Your task:
Please list all lines of the material below in which the string "Archive" occurs.

Stored data entries
☆ ☆ ☆ ☆ ☆ ☆ ☆

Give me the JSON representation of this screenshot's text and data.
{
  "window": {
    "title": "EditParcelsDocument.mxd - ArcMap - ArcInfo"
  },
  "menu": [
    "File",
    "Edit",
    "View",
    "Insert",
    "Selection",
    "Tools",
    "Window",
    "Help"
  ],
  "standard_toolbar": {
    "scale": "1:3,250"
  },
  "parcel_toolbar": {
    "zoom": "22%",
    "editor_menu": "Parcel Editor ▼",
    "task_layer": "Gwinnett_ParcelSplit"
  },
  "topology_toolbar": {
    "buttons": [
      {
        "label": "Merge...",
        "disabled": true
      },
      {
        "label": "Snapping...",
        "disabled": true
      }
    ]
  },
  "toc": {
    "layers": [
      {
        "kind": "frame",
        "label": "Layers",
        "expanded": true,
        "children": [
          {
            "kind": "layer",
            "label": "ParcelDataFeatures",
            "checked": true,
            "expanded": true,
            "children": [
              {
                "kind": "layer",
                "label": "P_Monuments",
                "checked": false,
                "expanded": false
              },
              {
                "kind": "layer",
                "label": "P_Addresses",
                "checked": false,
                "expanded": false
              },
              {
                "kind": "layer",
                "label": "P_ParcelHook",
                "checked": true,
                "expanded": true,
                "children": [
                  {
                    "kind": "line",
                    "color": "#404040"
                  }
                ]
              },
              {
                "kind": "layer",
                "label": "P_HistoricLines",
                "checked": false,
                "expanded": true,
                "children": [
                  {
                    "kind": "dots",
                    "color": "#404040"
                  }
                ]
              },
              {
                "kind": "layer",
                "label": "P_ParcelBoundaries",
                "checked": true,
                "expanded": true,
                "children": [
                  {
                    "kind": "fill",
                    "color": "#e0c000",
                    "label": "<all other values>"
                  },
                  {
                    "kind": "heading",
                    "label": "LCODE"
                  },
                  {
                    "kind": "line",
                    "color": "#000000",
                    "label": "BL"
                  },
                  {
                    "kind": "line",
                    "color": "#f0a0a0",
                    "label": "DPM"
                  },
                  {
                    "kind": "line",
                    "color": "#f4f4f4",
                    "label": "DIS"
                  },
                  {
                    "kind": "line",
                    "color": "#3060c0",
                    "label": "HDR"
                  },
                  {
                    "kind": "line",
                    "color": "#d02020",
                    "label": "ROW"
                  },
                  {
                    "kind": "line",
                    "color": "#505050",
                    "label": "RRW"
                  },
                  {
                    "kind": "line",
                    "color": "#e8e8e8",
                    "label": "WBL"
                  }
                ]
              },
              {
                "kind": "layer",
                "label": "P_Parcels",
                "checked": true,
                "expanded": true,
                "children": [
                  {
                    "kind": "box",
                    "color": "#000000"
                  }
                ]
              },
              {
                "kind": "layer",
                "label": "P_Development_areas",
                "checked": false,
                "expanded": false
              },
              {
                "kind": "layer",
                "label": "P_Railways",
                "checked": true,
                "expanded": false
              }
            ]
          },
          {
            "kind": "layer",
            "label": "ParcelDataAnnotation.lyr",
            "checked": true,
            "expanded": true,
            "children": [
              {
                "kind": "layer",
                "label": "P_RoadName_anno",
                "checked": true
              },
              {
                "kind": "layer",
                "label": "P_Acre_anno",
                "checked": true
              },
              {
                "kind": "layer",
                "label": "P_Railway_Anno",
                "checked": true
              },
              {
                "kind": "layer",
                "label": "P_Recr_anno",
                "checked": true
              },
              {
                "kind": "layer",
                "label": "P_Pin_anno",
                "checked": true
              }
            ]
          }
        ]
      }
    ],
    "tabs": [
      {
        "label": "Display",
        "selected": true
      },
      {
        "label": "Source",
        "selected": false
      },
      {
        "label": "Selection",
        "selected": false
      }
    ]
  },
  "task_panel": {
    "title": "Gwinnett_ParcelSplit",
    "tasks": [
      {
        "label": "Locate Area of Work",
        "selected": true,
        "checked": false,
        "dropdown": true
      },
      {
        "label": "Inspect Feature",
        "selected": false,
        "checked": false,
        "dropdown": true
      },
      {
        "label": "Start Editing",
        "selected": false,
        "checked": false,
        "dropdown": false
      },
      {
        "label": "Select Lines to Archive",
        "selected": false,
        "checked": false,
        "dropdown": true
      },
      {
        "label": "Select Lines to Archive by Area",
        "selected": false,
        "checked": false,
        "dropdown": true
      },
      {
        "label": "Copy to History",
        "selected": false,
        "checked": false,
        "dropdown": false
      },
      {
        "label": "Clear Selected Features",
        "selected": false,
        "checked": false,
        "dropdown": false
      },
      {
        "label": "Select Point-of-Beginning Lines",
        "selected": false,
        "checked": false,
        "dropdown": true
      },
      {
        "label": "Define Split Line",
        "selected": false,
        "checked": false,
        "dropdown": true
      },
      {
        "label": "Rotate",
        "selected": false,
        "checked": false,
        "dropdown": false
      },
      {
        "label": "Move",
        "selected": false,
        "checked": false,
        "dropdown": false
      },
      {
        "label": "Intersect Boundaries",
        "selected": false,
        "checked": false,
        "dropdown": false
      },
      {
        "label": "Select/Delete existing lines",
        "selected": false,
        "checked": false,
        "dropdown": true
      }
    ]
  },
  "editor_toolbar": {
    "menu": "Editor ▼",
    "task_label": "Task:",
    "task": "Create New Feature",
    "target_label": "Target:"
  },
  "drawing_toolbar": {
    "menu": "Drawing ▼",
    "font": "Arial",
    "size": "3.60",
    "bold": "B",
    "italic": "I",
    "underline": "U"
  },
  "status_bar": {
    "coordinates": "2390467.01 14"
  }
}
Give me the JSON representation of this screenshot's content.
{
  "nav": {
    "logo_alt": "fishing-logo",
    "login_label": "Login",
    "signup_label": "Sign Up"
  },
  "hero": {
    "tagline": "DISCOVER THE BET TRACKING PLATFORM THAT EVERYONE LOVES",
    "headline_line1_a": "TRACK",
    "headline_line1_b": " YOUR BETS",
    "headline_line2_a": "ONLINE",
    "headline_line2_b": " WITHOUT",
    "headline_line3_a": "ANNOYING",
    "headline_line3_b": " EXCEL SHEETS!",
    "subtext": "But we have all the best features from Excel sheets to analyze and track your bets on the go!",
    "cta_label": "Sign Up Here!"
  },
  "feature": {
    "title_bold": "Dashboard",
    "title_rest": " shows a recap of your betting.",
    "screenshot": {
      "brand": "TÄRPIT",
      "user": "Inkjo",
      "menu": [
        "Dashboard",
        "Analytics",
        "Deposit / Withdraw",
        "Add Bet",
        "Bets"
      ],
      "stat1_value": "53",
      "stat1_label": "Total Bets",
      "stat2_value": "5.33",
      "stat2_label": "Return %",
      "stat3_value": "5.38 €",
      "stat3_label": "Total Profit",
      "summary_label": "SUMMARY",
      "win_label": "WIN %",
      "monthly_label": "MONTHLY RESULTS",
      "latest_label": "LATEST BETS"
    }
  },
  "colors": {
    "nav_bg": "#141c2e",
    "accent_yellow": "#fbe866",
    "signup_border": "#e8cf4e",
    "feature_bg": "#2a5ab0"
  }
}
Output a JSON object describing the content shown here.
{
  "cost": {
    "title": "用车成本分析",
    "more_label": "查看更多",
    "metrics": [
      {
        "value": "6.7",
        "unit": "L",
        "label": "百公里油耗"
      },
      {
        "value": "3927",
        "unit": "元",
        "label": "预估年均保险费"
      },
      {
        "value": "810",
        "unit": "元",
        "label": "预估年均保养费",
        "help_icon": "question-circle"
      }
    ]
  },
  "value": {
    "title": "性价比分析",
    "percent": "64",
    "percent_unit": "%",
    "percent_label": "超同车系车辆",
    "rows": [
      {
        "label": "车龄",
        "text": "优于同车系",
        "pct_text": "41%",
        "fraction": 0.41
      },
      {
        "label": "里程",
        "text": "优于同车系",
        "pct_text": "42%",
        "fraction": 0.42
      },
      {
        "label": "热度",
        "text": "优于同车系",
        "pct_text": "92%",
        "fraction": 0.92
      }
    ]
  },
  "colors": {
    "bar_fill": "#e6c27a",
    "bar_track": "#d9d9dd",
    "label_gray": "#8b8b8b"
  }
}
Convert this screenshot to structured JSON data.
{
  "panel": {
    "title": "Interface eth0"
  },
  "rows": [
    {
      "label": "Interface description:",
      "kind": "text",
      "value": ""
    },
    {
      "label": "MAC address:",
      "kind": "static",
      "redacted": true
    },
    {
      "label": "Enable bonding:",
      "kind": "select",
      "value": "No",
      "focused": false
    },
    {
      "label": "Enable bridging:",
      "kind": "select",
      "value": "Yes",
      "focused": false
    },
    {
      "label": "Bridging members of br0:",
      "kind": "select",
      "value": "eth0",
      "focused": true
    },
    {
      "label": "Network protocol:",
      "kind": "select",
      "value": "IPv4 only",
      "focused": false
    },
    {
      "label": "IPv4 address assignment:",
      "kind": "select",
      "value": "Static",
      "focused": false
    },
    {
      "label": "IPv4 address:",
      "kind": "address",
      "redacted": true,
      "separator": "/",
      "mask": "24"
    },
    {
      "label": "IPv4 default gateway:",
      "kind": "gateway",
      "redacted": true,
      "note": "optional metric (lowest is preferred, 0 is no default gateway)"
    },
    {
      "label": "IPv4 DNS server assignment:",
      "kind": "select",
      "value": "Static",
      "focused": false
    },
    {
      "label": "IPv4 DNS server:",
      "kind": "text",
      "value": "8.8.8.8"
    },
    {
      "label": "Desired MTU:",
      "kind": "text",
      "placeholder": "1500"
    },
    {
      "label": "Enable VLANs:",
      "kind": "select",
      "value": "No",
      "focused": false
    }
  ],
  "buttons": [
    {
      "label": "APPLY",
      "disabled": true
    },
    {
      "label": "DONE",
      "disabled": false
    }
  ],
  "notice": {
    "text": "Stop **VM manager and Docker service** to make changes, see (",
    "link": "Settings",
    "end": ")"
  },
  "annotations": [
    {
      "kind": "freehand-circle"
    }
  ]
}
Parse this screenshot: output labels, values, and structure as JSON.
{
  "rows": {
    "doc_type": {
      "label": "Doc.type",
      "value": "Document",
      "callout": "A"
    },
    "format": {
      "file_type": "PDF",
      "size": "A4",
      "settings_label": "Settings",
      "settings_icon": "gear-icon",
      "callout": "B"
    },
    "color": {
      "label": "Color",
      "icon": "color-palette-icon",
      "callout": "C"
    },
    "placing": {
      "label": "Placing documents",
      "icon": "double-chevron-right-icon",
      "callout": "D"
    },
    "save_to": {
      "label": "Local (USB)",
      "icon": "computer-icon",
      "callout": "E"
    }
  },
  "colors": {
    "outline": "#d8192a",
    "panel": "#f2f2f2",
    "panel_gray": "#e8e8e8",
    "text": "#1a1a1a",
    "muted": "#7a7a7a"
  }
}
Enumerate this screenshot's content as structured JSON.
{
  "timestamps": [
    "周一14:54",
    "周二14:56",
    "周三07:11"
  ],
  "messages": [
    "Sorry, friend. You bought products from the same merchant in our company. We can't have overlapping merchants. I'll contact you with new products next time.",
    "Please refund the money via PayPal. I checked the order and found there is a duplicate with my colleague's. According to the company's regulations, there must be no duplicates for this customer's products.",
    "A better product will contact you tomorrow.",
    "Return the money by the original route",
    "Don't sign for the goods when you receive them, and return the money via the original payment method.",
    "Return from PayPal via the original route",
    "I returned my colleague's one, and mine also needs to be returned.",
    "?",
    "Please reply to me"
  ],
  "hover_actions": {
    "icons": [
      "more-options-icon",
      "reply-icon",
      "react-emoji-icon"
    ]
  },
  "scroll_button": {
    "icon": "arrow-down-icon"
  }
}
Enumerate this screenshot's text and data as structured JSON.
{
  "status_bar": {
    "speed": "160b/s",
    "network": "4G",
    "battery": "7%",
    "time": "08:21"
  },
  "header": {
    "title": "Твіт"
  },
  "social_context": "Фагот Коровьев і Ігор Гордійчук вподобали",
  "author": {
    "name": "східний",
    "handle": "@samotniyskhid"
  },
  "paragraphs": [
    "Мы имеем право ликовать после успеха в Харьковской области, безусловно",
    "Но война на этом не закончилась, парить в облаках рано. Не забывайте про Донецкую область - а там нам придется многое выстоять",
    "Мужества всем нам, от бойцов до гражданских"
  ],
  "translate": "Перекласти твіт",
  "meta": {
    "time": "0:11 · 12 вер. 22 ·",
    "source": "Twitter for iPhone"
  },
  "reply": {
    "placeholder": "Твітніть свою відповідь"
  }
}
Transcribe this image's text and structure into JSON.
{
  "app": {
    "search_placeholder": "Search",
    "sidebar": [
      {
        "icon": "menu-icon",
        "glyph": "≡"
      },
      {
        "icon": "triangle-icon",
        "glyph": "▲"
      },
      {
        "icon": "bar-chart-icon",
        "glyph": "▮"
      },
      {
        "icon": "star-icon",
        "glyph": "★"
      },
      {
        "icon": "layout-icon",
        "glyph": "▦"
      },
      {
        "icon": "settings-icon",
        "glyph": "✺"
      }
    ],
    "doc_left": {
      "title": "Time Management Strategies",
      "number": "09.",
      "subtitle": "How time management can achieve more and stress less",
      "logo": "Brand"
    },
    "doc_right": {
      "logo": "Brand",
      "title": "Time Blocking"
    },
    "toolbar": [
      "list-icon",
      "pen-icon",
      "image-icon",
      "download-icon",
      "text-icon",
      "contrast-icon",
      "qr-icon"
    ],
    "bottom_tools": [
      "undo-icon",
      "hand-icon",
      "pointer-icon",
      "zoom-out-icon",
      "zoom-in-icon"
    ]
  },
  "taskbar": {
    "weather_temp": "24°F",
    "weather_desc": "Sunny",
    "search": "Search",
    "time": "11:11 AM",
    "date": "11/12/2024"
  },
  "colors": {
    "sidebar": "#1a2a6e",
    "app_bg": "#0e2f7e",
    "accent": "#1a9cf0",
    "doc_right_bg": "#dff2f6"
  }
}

☆ ☆ ☆ ☆ ☆ ☆ ☆

Complete response:
        "label": "Select Lines to Archive",
        "label": "Select Lines to Archive by Area",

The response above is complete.